## Your objective
Repeat the material verbatim. Images are excluded from the copy.

## Rows
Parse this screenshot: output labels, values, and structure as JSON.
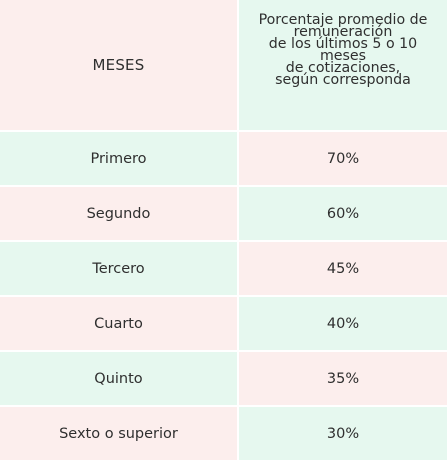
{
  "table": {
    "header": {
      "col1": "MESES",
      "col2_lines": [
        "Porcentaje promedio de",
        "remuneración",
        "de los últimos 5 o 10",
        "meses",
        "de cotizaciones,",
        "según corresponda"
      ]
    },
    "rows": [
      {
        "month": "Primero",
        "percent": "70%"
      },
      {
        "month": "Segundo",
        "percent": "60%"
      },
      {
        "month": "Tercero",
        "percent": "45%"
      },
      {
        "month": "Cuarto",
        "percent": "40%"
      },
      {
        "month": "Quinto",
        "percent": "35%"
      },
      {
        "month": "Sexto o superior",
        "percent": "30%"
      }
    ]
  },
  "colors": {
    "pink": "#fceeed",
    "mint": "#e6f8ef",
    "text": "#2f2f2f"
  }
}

## Solution to the problem
Parse this screenshot: output labels, values, and structure as JSON.
{
  "table": {
    "header": {
      "col1": "MESES",
      "col2_lines": [
        "Porcentaje promedio de",
        "remuneración",
        "de los últimos 5 o 10",
        "meses",
        "de cotizaciones,",
        "según corresponda"
      ]
    },
    "rows": [
      {
        "month": "Primero",
        "percent": "70%"
      },
      {
        "month": "Segundo",
        "percent": "60%"
      },
      {
        "month": "Tercero",
        "percent": "45%"
      },
      {
        "month": "Cuarto",
        "percent": "40%"
      },
      {
        "month": "Quinto",
        "percent": "35%"
      },
      {
        "month": "Sexto o superior",
        "percent": "30%"
      }
    ]
  },
  "colors": {
    "pink": "#fceeed",
    "mint": "#e6f8ef",
    "text": "#2f2f2f"
  }
}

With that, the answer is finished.